GIVEN TASK — Scan the entries below and extract each line with the word "versus" in it.
┌─ LISTED ENTRIES
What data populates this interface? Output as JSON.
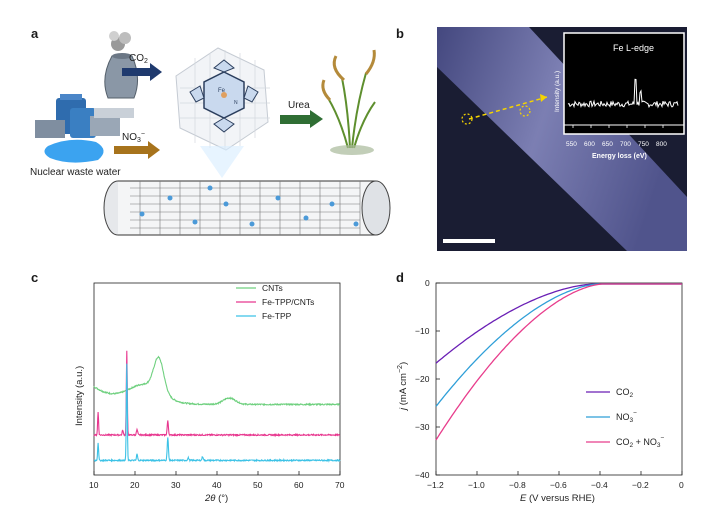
{
  "panels": {
    "a": {
      "label": "a",
      "co2": "CO",
      "co2_sub": "2",
      "no3": "NO",
      "no3_sub": "3",
      "no3_sup": "−",
      "urea": "Urea",
      "waste": "Nuclear waste water",
      "fe": "Fe",
      "n": "N"
    },
    "b": {
      "label": "b",
      "inset_title": "Fe L-edge",
      "inset_ylabel": "Intensity (a.u.)",
      "inset_xlabel": "Energy loss (eV)",
      "inset_ticks": [
        "550",
        "600",
        "650",
        "700",
        "750",
        "800"
      ]
    },
    "c": {
      "label": "c"
    },
    "d": {
      "label": "d"
    }
  },
  "colors": {
    "cnts": "#6fd07f",
    "fetpp_cnts": "#e8378f",
    "fetpp": "#3cc2e6",
    "co2": "#6a1fb5",
    "no3": "#2f9fd8",
    "co2_no3": "#e83d8c",
    "micrograph": "#1a1d33",
    "arrow_navy": "#1f3a6e",
    "arrow_brown": "#a7731c",
    "arrow_green": "#2f6e34"
  },
  "chart_data": [
    {
      "type": "line",
      "panel": "c",
      "xlabel": "2θ (°)",
      "xlabel_main": "2",
      "xlabel_theta": "θ",
      "xlabel_unit": " (°)",
      "ylabel": "Intensity (a.u.)",
      "xlim": [
        10,
        70
      ],
      "x_ticks": [
        "10",
        "20",
        "30",
        "40",
        "50",
        "60",
        "70"
      ],
      "legend_position": "top-right",
      "series": [
        {
          "name": "CNTs",
          "offset": 2.2,
          "peaks": [
            [
              25.8,
              1.3,
              1.2
            ],
            [
              22.5,
              0.7,
              4.0
            ],
            [
              43.0,
              0.25,
              1.5
            ]
          ]
        },
        {
          "name": "Fe-TPP/CNTs",
          "offset": 1.0,
          "peaks": [
            [
              18.0,
              3.3,
              0.12
            ],
            [
              11.0,
              0.9,
              0.12
            ],
            [
              28.0,
              0.55,
              0.15
            ],
            [
              20.5,
              0.2,
              0.15
            ],
            [
              17.0,
              0.2,
              0.12
            ]
          ]
        },
        {
          "name": "Fe-TPP",
          "offset": 0.0,
          "peaks": [
            [
              18.0,
              3.8,
              0.12
            ],
            [
              11.0,
              0.7,
              0.12
            ],
            [
              28.0,
              0.9,
              0.15
            ],
            [
              20.5,
              0.25,
              0.12
            ],
            [
              36.5,
              0.15,
              0.15
            ],
            [
              33.0,
              0.1,
              0.15
            ]
          ]
        }
      ]
    },
    {
      "type": "line",
      "panel": "d",
      "xlabel": "E (V versus RHE)",
      "xlabel_main": "E",
      "xlabel_unit": " (V versus RHE)",
      "ylabel": "j (mA cm⁻²)",
      "ylabel_main": "j",
      "ylabel_unit": " (mA cm",
      "ylabel_sup": "−2",
      "ylabel_end": ")",
      "xlim": [
        -1.2,
        0
      ],
      "ylim": [
        -40,
        0
      ],
      "x_ticks": [
        "−1.2",
        "−1.0",
        "−0.8",
        "−0.6",
        "−0.4",
        "−0.2",
        "0"
      ],
      "y_ticks": [
        "0",
        "−10",
        "−20",
        "−30",
        "−40"
      ],
      "legend_position": "bottom-right",
      "series": [
        {
          "name": "CO2",
          "name_main": "CO",
          "name_sub": "2",
          "onset": -0.42,
          "j_at_min": -16.5
        },
        {
          "name": "NO3−",
          "name_main": "NO",
          "name_sub": "3",
          "name_sup": "−",
          "onset": -0.4,
          "j_at_min": -25.5
        },
        {
          "name": "CO2 + NO3−",
          "name_main": "CO",
          "name_sub": "2",
          "name_mid": " + NO",
          "name_sub2": "3",
          "name_sup": "−",
          "onset": -0.38,
          "j_at_min": -32.5
        }
      ]
    }
  ]
}
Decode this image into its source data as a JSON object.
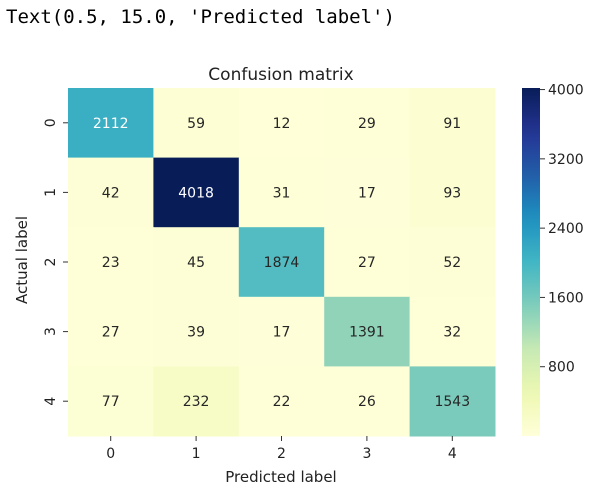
{
  "output_text": "Text(0.5, 15.0, 'Predicted label')",
  "chart_data": {
    "type": "heatmap",
    "title": "Confusion matrix",
    "xlabel": "Predicted label",
    "ylabel": "Actual label",
    "x_categories": [
      "0",
      "1",
      "2",
      "3",
      "4"
    ],
    "y_categories": [
      "0",
      "1",
      "2",
      "3",
      "4"
    ],
    "values": [
      [
        2112,
        59,
        12,
        29,
        91
      ],
      [
        42,
        4018,
        31,
        17,
        93
      ],
      [
        23,
        45,
        1874,
        27,
        52
      ],
      [
        27,
        39,
        17,
        1391,
        32
      ],
      [
        77,
        232,
        22,
        26,
        1543
      ]
    ],
    "colormap": "YlGnBu",
    "colorbar_ticks": [
      800,
      1600,
      2400,
      3200,
      4000
    ],
    "colorbar_range": [
      0,
      4018
    ],
    "annotate": true
  }
}
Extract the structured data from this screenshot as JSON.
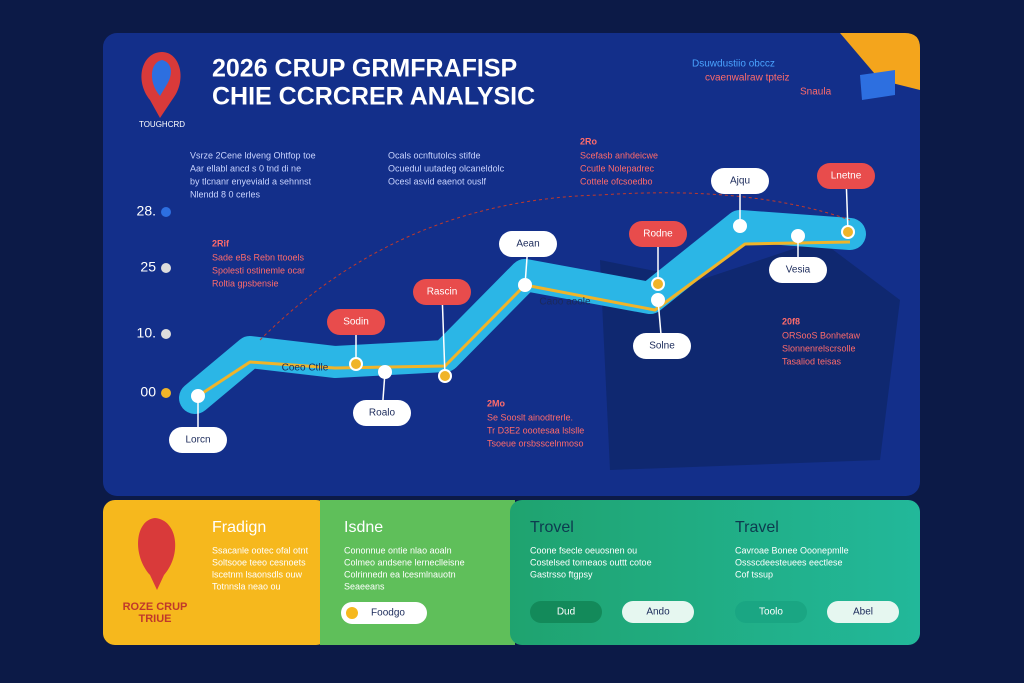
{
  "header": {
    "title": [
      "2026 CRUP GRMFRAFISP",
      "CHIE CCRCRER ANALYSIC"
    ],
    "logo_caption": "TOUGHCRD",
    "corner_note": [
      "Dsuwdustiio obccz",
      "cvaenwalraw tpteiz",
      "Snaula"
    ]
  },
  "axis_labels": [
    "28.",
    "25",
    "10.",
    "00"
  ],
  "notes": [
    {
      "lines": [
        "Vsrze 2Cene ldveng Ohtfop toe",
        "Aar ellabl ancd s 0 tnd di ne",
        "by tlcnanr enyeviald a sehnnst",
        "Nlendd 8 0 cerles"
      ]
    },
    {
      "lines": [
        "Ocals ocnftutolcs stifde",
        "Ocuedul uutadeg olcaneldolc",
        "Ocesl asvid eaenot ouslf"
      ]
    },
    {
      "head": "2Ro",
      "lines": [
        "Scefasb anhdeicwe",
        "Ccutle Nolepadrec",
        "Cottele ofcsoedbo"
      ]
    },
    {
      "head": "2Rif",
      "lines": [
        "Sade eBs Rebn ttooels",
        "Spolesti ostinemle ocar",
        "Roltia gpsbensie"
      ]
    },
    {
      "head": "2Mo",
      "lines": [
        "Se Sooslt ainodtrerle.",
        "Tr D3E2 oootesaa lslslle",
        "Tsoeue orsbsscelnmoso"
      ]
    },
    {
      "head": "20f8",
      "lines": [
        "ORSooS Bonhetaw",
        "Slonnenrelscrsolle",
        "Tasaliod teisas"
      ]
    }
  ],
  "route": {
    "labels": [
      "Lorcn",
      "Roalo",
      "Sodin",
      "Rascin",
      "Aean",
      "Rodne",
      "Solne",
      "Ajqu",
      "Lnetne",
      "Vesia"
    ],
    "midlabels": [
      "Coeo Ctlle",
      "Caoo aoole"
    ]
  },
  "panels": [
    {
      "title": "Fradign",
      "lines": [
        "Ssacanle ootec ofal otnt",
        "Soltsooe teeo cesnoets",
        "lscetnm lsaonsdls ouw",
        "Totnnsla neao ou"
      ],
      "logo": [
        "ROZE CRUP",
        "TRIUE"
      ]
    },
    {
      "title": "Isdne",
      "lines": [
        "Cononnue ontie nlao aoaln",
        "Colmeo andsene lerneclleisne",
        "Colrinnedn ea lcesmlnauotn",
        "Seaeeans"
      ],
      "button": "Foodgo"
    },
    {
      "title": "Trovel",
      "lines": [
        "Coone fsecle oeuosnen ou",
        "Costelsed tomeaos outtt cotoe",
        "Gastrsso ftgpsy"
      ],
      "buttons": [
        "Dud",
        "Ando"
      ]
    },
    {
      "title": "Travel",
      "lines": [
        "Cavroae Bonee Ooonepmlle",
        "Ossscdeesteuees eectlese",
        "Cof tssup"
      ],
      "buttons": [
        "Toolo",
        "Abel"
      ]
    }
  ]
}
└─
SOLUTION BELOW —
      "xlabel": "E (V versus RHE)",
      "xlabel_unit": " (V versus RHE)",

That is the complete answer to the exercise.